[start of Data provided]
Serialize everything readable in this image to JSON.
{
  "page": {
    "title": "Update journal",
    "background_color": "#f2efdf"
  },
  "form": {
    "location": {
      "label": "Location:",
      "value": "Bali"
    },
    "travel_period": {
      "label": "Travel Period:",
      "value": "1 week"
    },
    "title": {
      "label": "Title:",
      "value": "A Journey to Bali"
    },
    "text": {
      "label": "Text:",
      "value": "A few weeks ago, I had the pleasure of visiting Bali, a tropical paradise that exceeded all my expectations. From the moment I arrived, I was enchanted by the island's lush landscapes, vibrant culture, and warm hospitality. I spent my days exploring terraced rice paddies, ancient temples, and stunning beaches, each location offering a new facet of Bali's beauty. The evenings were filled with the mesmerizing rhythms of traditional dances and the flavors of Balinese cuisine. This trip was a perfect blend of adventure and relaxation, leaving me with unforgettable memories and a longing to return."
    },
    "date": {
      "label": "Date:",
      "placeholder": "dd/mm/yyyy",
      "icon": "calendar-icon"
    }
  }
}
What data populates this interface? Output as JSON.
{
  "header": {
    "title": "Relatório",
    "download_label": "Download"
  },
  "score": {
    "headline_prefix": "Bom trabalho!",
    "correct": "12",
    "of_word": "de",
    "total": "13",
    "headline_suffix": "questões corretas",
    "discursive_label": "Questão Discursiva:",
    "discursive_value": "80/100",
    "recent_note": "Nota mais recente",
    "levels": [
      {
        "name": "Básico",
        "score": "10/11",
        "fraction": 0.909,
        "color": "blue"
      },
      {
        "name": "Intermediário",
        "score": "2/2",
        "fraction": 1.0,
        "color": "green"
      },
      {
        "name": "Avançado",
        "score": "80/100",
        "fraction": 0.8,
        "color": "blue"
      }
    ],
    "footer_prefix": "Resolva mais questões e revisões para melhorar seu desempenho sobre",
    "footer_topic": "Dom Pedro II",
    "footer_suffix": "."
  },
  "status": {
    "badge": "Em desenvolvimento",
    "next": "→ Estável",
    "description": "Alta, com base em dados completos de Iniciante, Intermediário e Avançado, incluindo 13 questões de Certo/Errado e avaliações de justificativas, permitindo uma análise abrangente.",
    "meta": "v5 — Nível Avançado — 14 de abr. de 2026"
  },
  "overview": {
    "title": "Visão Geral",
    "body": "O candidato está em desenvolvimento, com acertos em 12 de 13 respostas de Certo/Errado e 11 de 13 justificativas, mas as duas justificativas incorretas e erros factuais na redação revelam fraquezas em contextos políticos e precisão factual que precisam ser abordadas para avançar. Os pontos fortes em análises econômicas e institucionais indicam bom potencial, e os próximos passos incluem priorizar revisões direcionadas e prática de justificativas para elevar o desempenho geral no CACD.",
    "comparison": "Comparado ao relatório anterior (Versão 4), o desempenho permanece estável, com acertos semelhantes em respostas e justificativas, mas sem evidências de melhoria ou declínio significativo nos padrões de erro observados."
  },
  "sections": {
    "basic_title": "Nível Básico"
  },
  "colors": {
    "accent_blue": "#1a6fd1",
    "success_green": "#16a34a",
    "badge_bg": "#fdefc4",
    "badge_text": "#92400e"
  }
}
[end of Data provided]
--- Written exercise ---
Every entry must be retyped in full, exactly as given.

--- Written solution ---
Serialize everything readable in this image to JSON.
{
  "page": {
    "title": "Update journal",
    "background_color": "#f2efdf"
  },
  "form": {
    "location": {
      "label": "Location:",
      "value": "Bali"
    },
    "travel_period": {
      "label": "Travel Period:",
      "value": "1 week"
    },
    "title": {
      "label": "Title:",
      "value": "A Journey to Bali"
    },
    "text": {
      "label": "Text:",
      "value": "A few weeks ago, I had the pleasure of visiting Bali, a tropical paradise that exceeded all my expectations. From the moment I arrived, I was enchanted by the island's lush landscapes, vibrant culture, and warm hospitality. I spent my days exploring terraced rice paddies, ancient temples, and stunning beaches, each location offering a new facet of Bali's beauty. The evenings were filled with the mesmerizing rhythms of traditional dances and the flavors of Balinese cuisine. This trip was a perfect blend of adventure and relaxation, leaving me with unforgettable memories and a longing to return."
    },
    "date": {
      "label": "Date:",
      "placeholder": "dd/mm/yyyy",
      "icon": "calendar-icon"
    }
  }
}
What data populates this interface? Output as JSON.
{
  "header": {
    "title": "Relatório",
    "download_label": "Download"
  },
  "score": {
    "headline_prefix": "Bom trabalho!",
    "correct": "12",
    "of_word": "de",
    "total": "13",
    "headline_suffix": "questões corretas",
    "discursive_label": "Questão Discursiva:",
    "discursive_value": "80/100",
    "recent_note": "Nota mais recente",
    "levels": [
      {
        "name": "Básico",
        "score": "10/11",
        "fraction": 0.909,
        "color": "blue"
      },
      {
        "name": "Intermediário",
        "score": "2/2",
        "fraction": 1.0,
        "color": "green"
      },
      {
        "name": "Avançado",
        "score": "80/100",
        "fraction": 0.8,
        "color": "blue"
      }
    ],
    "footer_prefix": "Resolva mais questões e revisões para melhorar seu desempenho sobre",
    "footer_topic": "Dom Pedro II",
    "footer_suffix": "."
  },
  "status": {
    "badge": "Em desenvolvimento",
    "next": "→ Estável",
    "description": "Alta, com base em dados completos de Iniciante, Intermediário e Avançado, incluindo 13 questões de Certo/Errado e avaliações de justificativas, permitindo uma análise abrangente.",
    "meta": "v5 — Nível Avançado — 14 de abr. de 2026"
  },
  "overview": {
    "title": "Visão Geral",
    "body": "O candidato está em desenvolvimento, com acertos em 12 de 13 respostas de Certo/Errado e 11 de 13 justificativas, mas as duas justificativas incorretas e erros factuais na redação revelam fraquezas em contextos políticos e precisão factual que precisam ser abordadas para avançar. Os pontos fortes em análises econômicas e institucionais indicam bom potencial, e os próximos passos incluem priorizar revisões direcionadas e prática de justificativas para elevar o desempenho geral no CACD.",
    "comparison": "Comparado ao relatório anterior (Versão 4), o desempenho permanece estável, com acertos semelhantes em respostas e justificativas, mas sem evidências de melhoria ou declínio significativo nos padrões de erro observados."
  },
  "sections": {
    "basic_title": "Nível Básico"
  },
  "colors": {
    "accent_blue": "#1a6fd1",
    "success_green": "#16a34a",
    "badge_bg": "#fdefc4",
    "badge_text": "#92400e"
  }
}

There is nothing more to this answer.